Output only the lines from the line holding "Decode this image" through the close of the records, exactly as they appear, with all pictures omitted.

## Start DATA SHOWN

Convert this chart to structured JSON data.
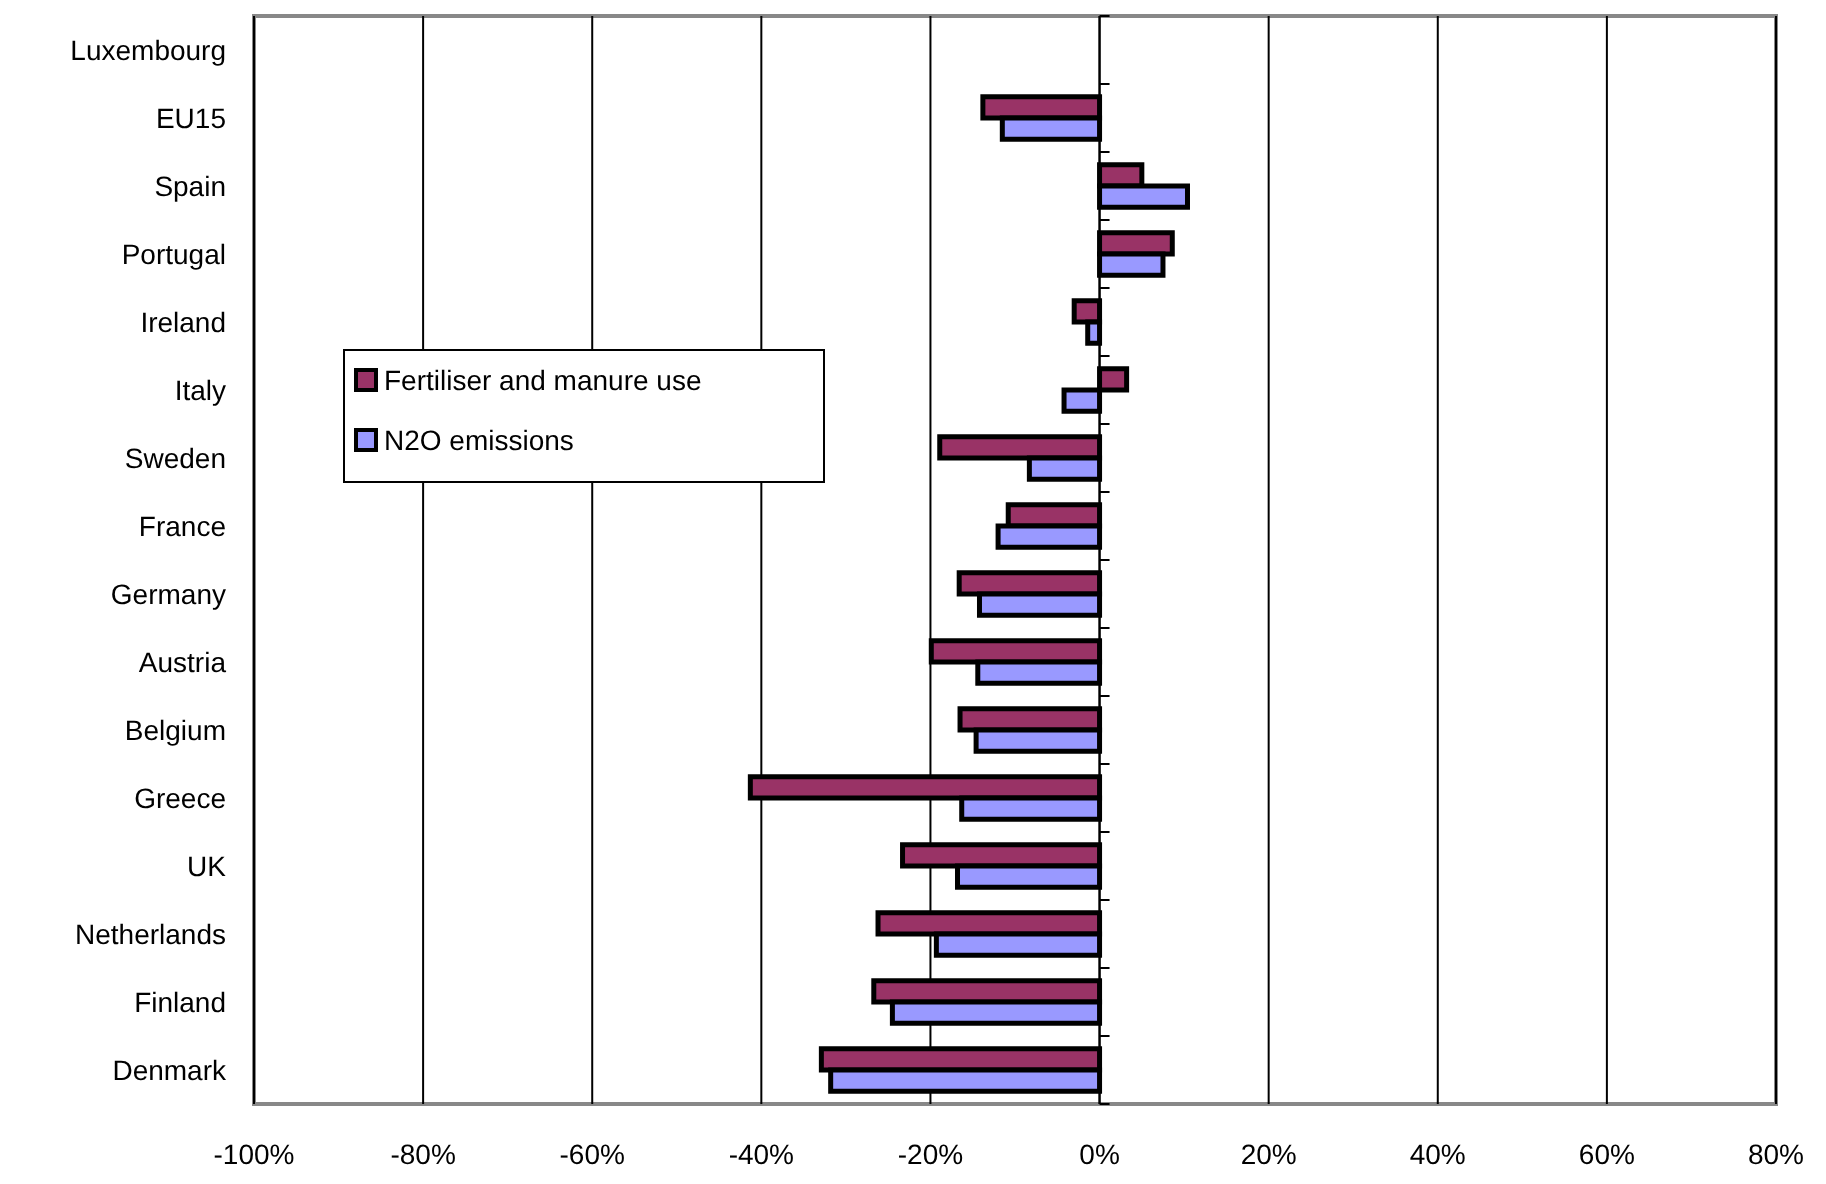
{
  "chart_data": {
    "type": "bar",
    "orientation": "horizontal",
    "categories": [
      "Luxembourg",
      "EU15",
      "Spain",
      "Portugal",
      "Ireland",
      "Italy",
      "Sweden",
      "France",
      "Germany",
      "Austria",
      "Belgium",
      "Greece",
      "UK",
      "Netherlands",
      "Finland",
      "Denmark"
    ],
    "series": [
      {
        "name": "Fertiliser and manure use",
        "color": "#993366",
        "values": [
          null,
          -13.8,
          5.0,
          8.6,
          -3.0,
          3.2,
          -18.9,
          -10.8,
          -16.6,
          -19.9,
          -16.5,
          -41.3,
          -23.3,
          -26.2,
          -26.7,
          -32.9
        ]
      },
      {
        "name": "N2O emissions",
        "color": "#9999ff",
        "values": [
          null,
          -11.5,
          10.4,
          7.5,
          -1.4,
          -4.2,
          -8.3,
          -12.0,
          -14.2,
          -14.4,
          -14.6,
          -16.3,
          -16.8,
          -19.3,
          -24.5,
          -31.8
        ]
      }
    ],
    "xlim": [
      -100,
      80
    ],
    "xticks": [
      {
        "value": -100,
        "label": "-100%"
      },
      {
        "value": -80,
        "label": "-80%"
      },
      {
        "value": -60,
        "label": "-60%"
      },
      {
        "value": -40,
        "label": "-40%"
      },
      {
        "value": -20,
        "label": "-20%"
      },
      {
        "value": 0,
        "label": "0%"
      },
      {
        "value": 20,
        "label": "20%"
      },
      {
        "value": 40,
        "label": "40%"
      },
      {
        "value": 60,
        "label": "60%"
      },
      {
        "value": 80,
        "label": "80%"
      }
    ],
    "grid": "x",
    "legend": "left"
  }
}
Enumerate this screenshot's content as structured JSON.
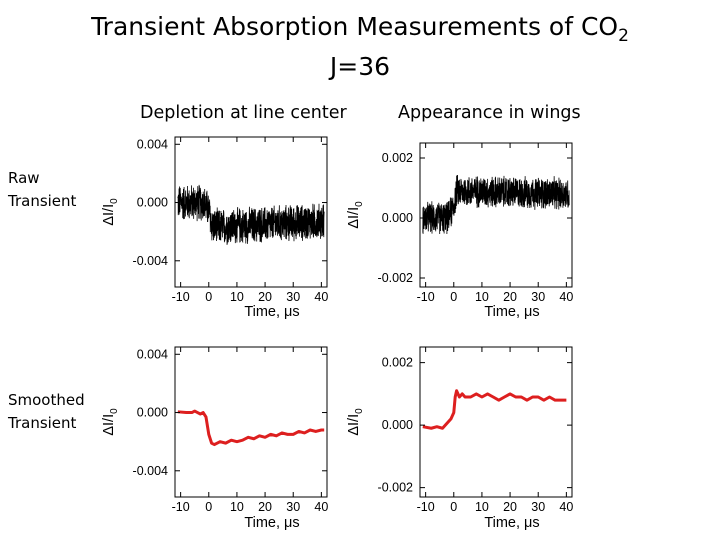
{
  "slide": {
    "title_main": "Transient Absorption Measurements of CO",
    "title_sub": "2",
    "title_line2": "J=36",
    "col_left": "Depletion at line center",
    "col_right": "Appearance in wings",
    "row_top_1": "Raw",
    "row_top_2": "Transient",
    "row_bot_1": "Smoothed",
    "row_bot_2": "Transient"
  },
  "colors": {
    "raw": "#000000",
    "smoothed": "#dd1f1f",
    "frame": "#000000"
  },
  "chart_data": [
    {
      "id": "raw-depletion",
      "type": "line",
      "style": "raw-noisy",
      "xlabel": "Time, μs",
      "ylabel": "ΔI/I0",
      "xlim": [
        -12,
        42
      ],
      "ylim": [
        -0.0058,
        0.0045
      ],
      "xticks": [
        "-10",
        "0",
        "10",
        "20",
        "30",
        "40"
      ],
      "xtick_values": [
        -10,
        0,
        10,
        20,
        30,
        40
      ],
      "yticks": [
        "0.004",
        "0.000",
        "-0.004"
      ],
      "ytick_values": [
        0.004,
        0.0,
        -0.004
      ],
      "series": [
        {
          "x": [
            -10,
            -2,
            0,
            1,
            2,
            40
          ],
          "y": [
            0.0,
            0.0,
            -0.0005,
            -0.0015,
            -0.0017,
            -0.0013
          ],
          "noise_amplitude": 0.0014
        }
      ]
    },
    {
      "id": "raw-appearance",
      "type": "line",
      "style": "raw-noisy",
      "xlabel": "Time, μs",
      "ylabel": "ΔI/I0",
      "xlim": [
        -12,
        42
      ],
      "ylim": [
        -0.0023,
        0.0025
      ],
      "xticks": [
        "-10",
        "0",
        "10",
        "20",
        "30",
        "40"
      ],
      "xtick_values": [
        -10,
        0,
        10,
        20,
        30,
        40
      ],
      "yticks": [
        "0.002",
        "0.000",
        "-0.002"
      ],
      "ytick_values": [
        0.002,
        0.0,
        -0.002
      ],
      "series": [
        {
          "x": [
            -10,
            -2,
            0,
            1,
            2,
            40
          ],
          "y": [
            0.0,
            0.0,
            0.0004,
            0.0009,
            0.0009,
            0.0008
          ],
          "noise_amplitude": 0.0006
        }
      ]
    },
    {
      "id": "smoothed-depletion",
      "type": "line",
      "style": "smoothed",
      "xlabel": "Time, μs",
      "ylabel": "ΔI/I0",
      "xlim": [
        -12,
        42
      ],
      "ylim": [
        -0.0058,
        0.0045
      ],
      "xticks": [
        "-10",
        "0",
        "10",
        "20",
        "30",
        "40"
      ],
      "xtick_values": [
        -10,
        0,
        10,
        20,
        30,
        40
      ],
      "yticks": [
        "0.004",
        "0.000",
        "-0.004"
      ],
      "ytick_values": [
        0.004,
        0.0,
        -0.004
      ],
      "series": [
        {
          "x": [
            -11,
            -8,
            -6,
            -5,
            -4,
            -3,
            -2,
            -1,
            0,
            1,
            2,
            4,
            6,
            8,
            10,
            12,
            14,
            16,
            18,
            20,
            22,
            24,
            26,
            28,
            30,
            32,
            34,
            36,
            38,
            40,
            41
          ],
          "y": [
            5e-05,
            0.0,
            0.0,
            0.0001,
            0.0,
            -0.0001,
            0.0,
            -0.0003,
            -0.0015,
            -0.0021,
            -0.0022,
            -0.002,
            -0.0021,
            -0.0019,
            -0.002,
            -0.0019,
            -0.0017,
            -0.0018,
            -0.0016,
            -0.0017,
            -0.0015,
            -0.0016,
            -0.0014,
            -0.0015,
            -0.0015,
            -0.0013,
            -0.0014,
            -0.0012,
            -0.0013,
            -0.0012,
            -0.0012
          ]
        }
      ]
    },
    {
      "id": "smoothed-appearance",
      "type": "line",
      "style": "smoothed",
      "xlabel": "Time, μs",
      "ylabel": "ΔI/I0",
      "xlim": [
        -12,
        42
      ],
      "ylim": [
        -0.0023,
        0.0025
      ],
      "xticks": [
        "-10",
        "0",
        "10",
        "20",
        "30",
        "40"
      ],
      "xtick_values": [
        -10,
        0,
        10,
        20,
        30,
        40
      ],
      "yticks": [
        "0.002",
        "0.000",
        "-0.002"
      ],
      "ytick_values": [
        0.002,
        0.0,
        -0.002
      ],
      "series": [
        {
          "x": [
            -11,
            -8,
            -6,
            -4,
            -3,
            -2,
            -1,
            0,
            0.5,
            1,
            2,
            3,
            4,
            6,
            8,
            10,
            12,
            14,
            16,
            18,
            20,
            22,
            24,
            26,
            28,
            30,
            32,
            34,
            36,
            38,
            40
          ],
          "y": [
            -5e-05,
            -0.0001,
            -5e-05,
            -0.0001,
            0.0,
            0.0001,
            0.0002,
            0.0004,
            0.0009,
            0.0011,
            0.0009,
            0.001,
            0.0009,
            0.0009,
            0.001,
            0.0009,
            0.001,
            0.0009,
            0.0008,
            0.0009,
            0.001,
            0.0009,
            0.0009,
            0.0008,
            0.0009,
            0.0009,
            0.0008,
            0.0009,
            0.0008,
            0.0008,
            0.0008
          ]
        }
      ]
    }
  ]
}
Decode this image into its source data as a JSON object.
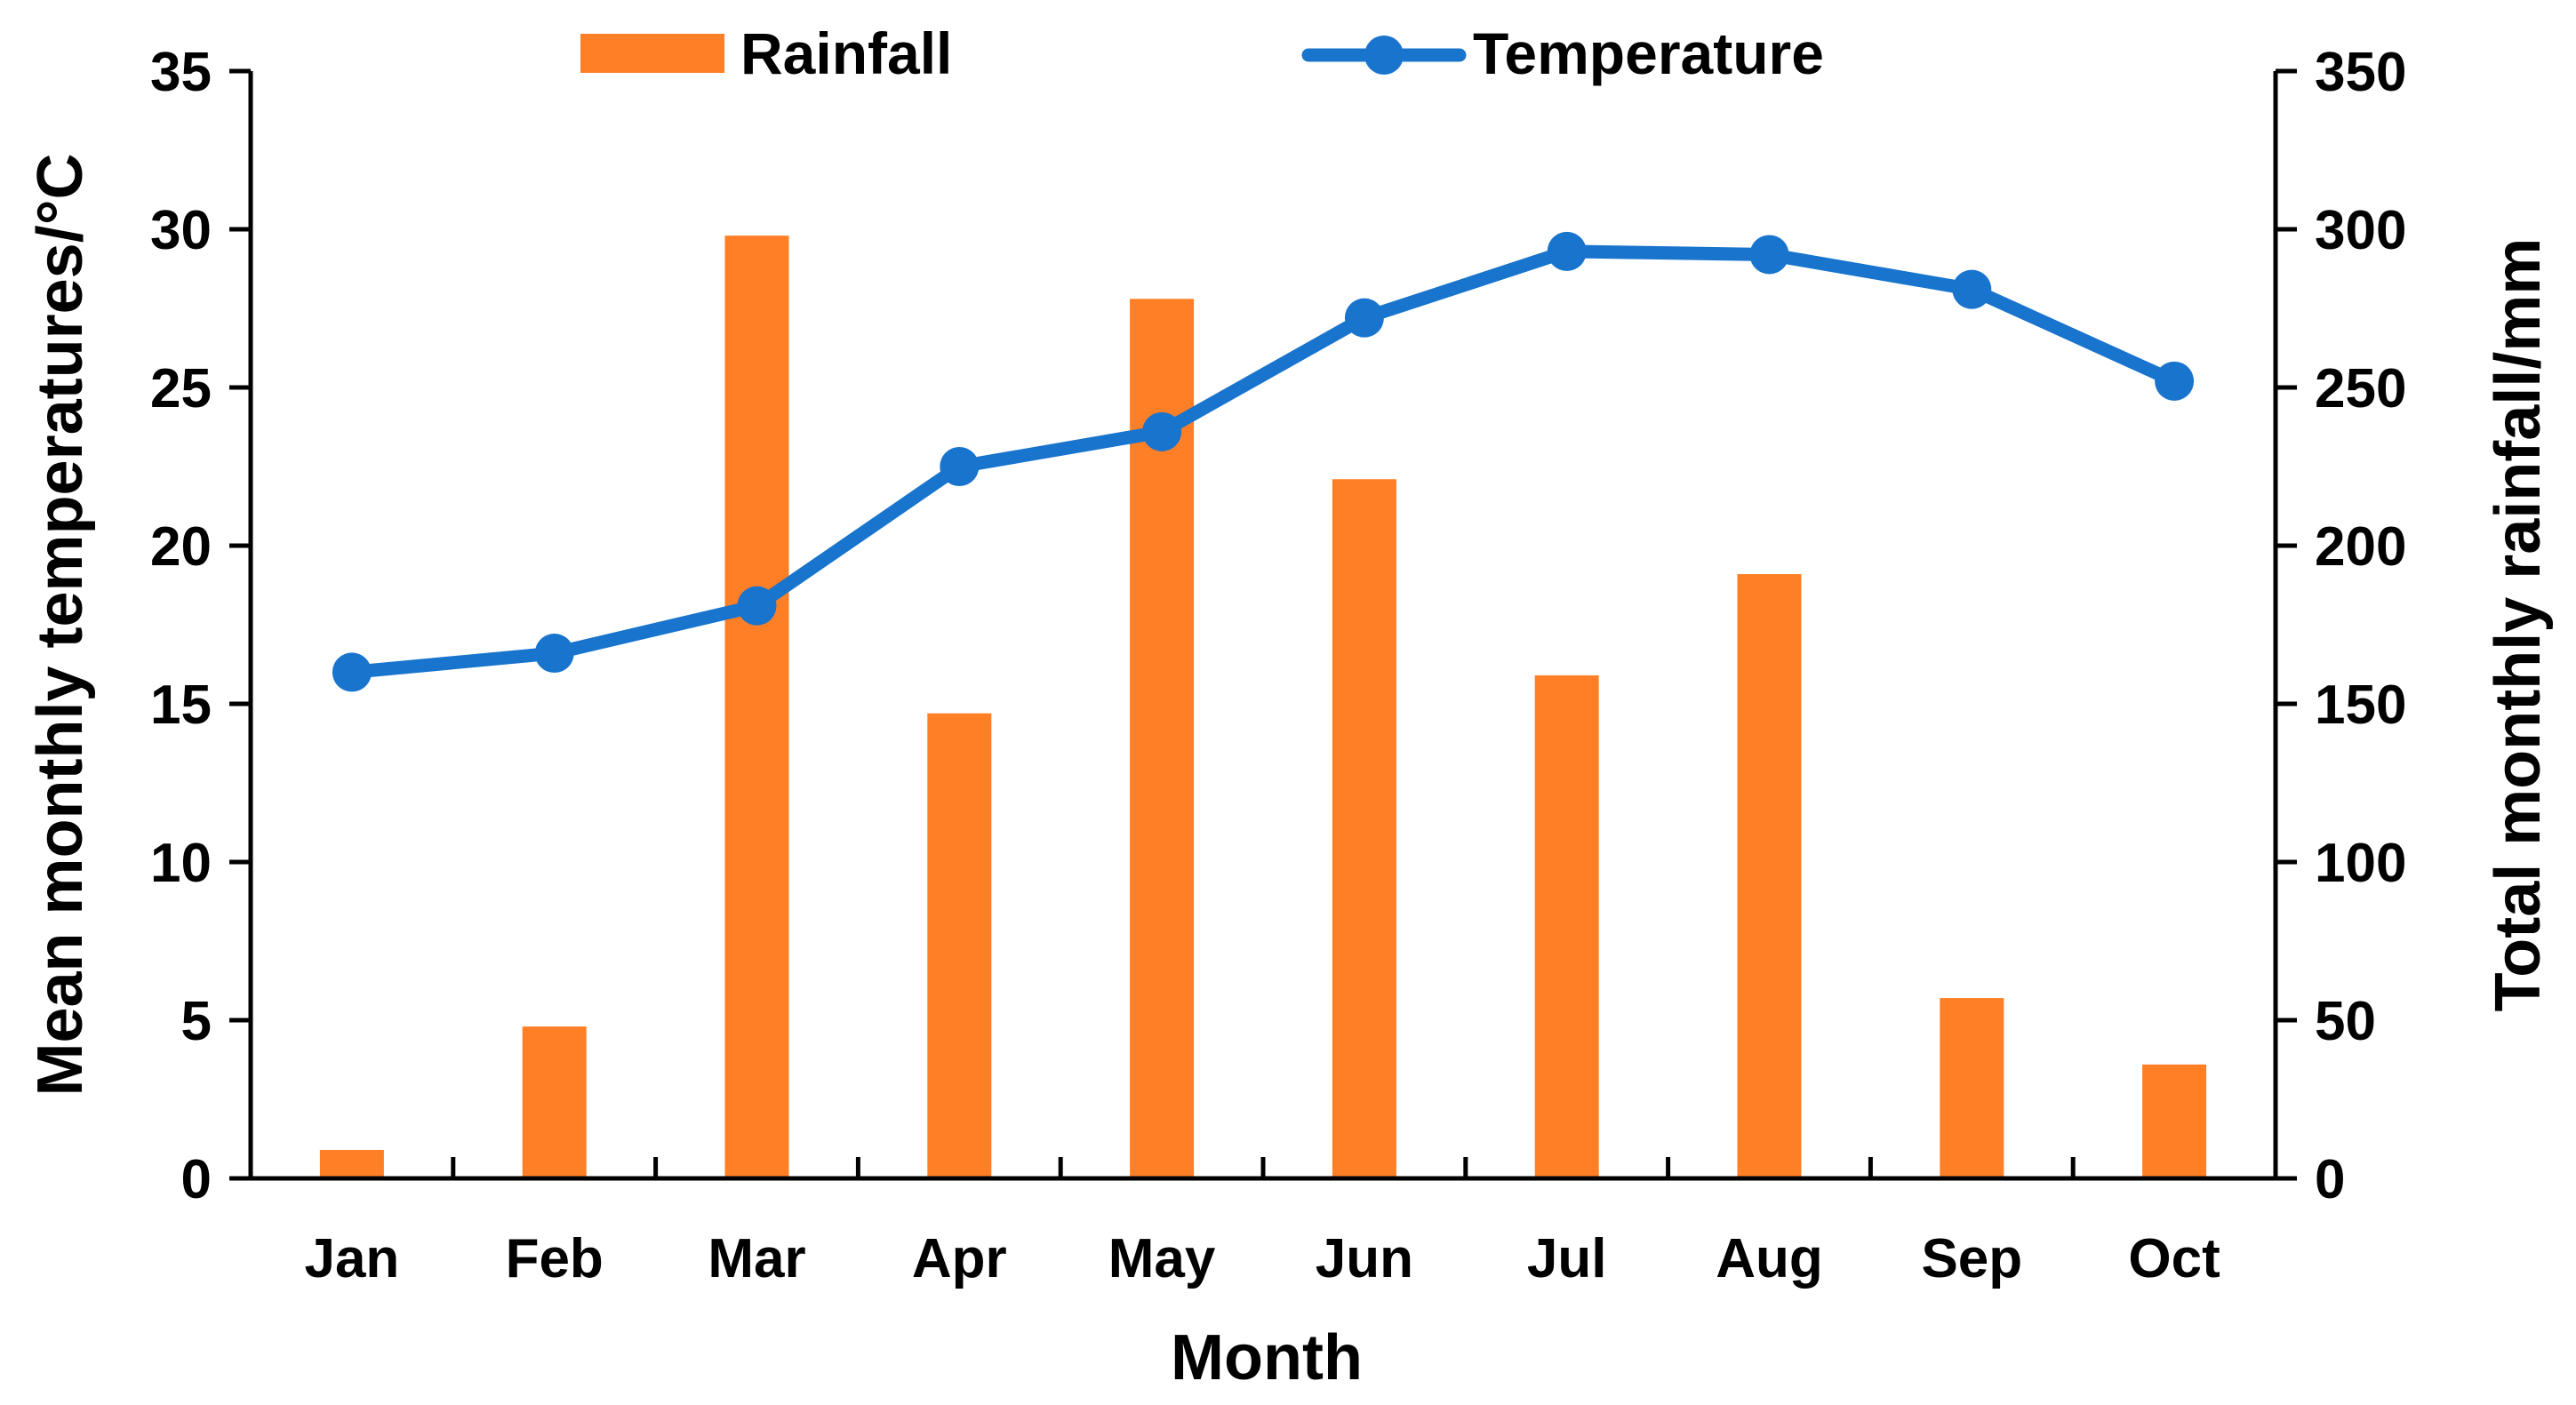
{
  "chart_data": {
    "type": "bar+line",
    "title": "",
    "categories": [
      "Jan",
      "Feb",
      "Mar",
      "Apr",
      "May",
      "Jun",
      "Jul",
      "Aug",
      "Sep",
      "Oct"
    ],
    "series": [
      {
        "name": "Rainfall",
        "type": "bar",
        "axis": "right",
        "color": "#FF7F27",
        "values": [
          9,
          48,
          298,
          147,
          278,
          221,
          159,
          191,
          57,
          36
        ]
      },
      {
        "name": "Temperature",
        "type": "line",
        "axis": "left",
        "color": "#1874CD",
        "values": [
          16.0,
          16.6,
          18.1,
          22.5,
          23.6,
          27.2,
          29.3,
          29.2,
          28.1,
          25.2
        ]
      }
    ],
    "xlabel": "Month",
    "ylabel_left": "Mean monthly temperatures/°C",
    "ylabel_right": "Total monthly  rainfall/mm",
    "ylim_left": [
      0,
      35
    ],
    "ylim_right": [
      0,
      350
    ],
    "yticks_left": [
      "0",
      "5",
      "10",
      "15",
      "20",
      "25",
      "30",
      "35"
    ],
    "yticks_right": [
      "0",
      "50",
      "100",
      "150",
      "200",
      "250",
      "300",
      "350"
    ],
    "legend_position": "top-center",
    "grid": false
  }
}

## End DATA SHOWN

FULL OUTPUT »
Decode this image into its source data as a JSON object.
{
  "chart_data": {
    "type": "bar+line",
    "title": "",
    "categories": [
      "Jan",
      "Feb",
      "Mar",
      "Apr",
      "May",
      "Jun",
      "Jul",
      "Aug",
      "Sep",
      "Oct"
    ],
    "series": [
      {
        "name": "Rainfall",
        "type": "bar",
        "axis": "right",
        "color": "#FF7F27",
        "values": [
          9,
          48,
          298,
          147,
          278,
          221,
          159,
          191,
          57,
          36
        ]
      },
      {
        "name": "Temperature",
        "type": "line",
        "axis": "left",
        "color": "#1874CD",
        "values": [
          16.0,
          16.6,
          18.1,
          22.5,
          23.6,
          27.2,
          29.3,
          29.2,
          28.1,
          25.2
        ]
      }
    ],
    "xlabel": "Month",
    "ylabel_left": "Mean monthly temperatures/°C",
    "ylabel_right": "Total monthly  rainfall/mm",
    "ylim_left": [
      0,
      35
    ],
    "ylim_right": [
      0,
      350
    ],
    "yticks_left": [
      "0",
      "5",
      "10",
      "15",
      "20",
      "25",
      "30",
      "35"
    ],
    "yticks_right": [
      "0",
      "50",
      "100",
      "150",
      "200",
      "250",
      "300",
      "350"
    ],
    "legend_position": "top-center",
    "grid": false
  }
}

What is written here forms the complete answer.